-- START --

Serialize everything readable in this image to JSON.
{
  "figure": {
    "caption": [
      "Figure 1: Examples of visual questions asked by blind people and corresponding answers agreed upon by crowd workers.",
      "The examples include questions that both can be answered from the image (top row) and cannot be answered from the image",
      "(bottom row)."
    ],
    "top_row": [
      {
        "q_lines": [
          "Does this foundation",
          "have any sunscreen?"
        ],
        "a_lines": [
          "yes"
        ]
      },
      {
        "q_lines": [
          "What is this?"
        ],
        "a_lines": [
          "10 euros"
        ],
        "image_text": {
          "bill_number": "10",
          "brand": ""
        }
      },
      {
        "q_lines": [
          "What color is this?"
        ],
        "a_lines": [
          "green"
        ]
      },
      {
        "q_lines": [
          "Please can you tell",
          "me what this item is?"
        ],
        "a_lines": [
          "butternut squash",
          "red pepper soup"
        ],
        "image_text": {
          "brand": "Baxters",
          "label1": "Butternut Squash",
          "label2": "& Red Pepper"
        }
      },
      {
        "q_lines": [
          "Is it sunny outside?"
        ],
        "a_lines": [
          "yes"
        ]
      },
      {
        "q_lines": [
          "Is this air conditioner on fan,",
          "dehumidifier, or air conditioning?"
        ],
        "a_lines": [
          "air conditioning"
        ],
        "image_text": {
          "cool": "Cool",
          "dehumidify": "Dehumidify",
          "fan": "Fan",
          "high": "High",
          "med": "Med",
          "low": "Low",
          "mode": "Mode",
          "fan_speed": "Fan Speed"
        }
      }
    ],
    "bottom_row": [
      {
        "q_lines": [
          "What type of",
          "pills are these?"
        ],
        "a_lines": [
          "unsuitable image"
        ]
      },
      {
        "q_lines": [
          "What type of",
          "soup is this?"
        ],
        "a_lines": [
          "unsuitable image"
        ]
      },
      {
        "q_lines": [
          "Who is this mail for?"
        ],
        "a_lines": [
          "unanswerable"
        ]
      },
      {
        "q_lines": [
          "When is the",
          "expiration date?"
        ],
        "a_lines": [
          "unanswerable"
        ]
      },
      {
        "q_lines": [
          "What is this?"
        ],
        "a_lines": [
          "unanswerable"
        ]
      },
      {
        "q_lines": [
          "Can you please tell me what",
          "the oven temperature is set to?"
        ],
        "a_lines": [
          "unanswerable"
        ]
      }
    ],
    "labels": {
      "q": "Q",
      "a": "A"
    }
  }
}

-- END --

» **EXERCISE PROMPT**
Return each full line of the entries that contains the word "this".

» **PROBLEM SOLUTION**
Serialize everything readable in this image to JSON.
          "Does this foundation",
          "What is this?"
          "What color is this?"
          "me what this item is?"
          "Is this air conditioner on fan,",
          "soup is this?"
          "Who is this mail for?"
          "What is this?"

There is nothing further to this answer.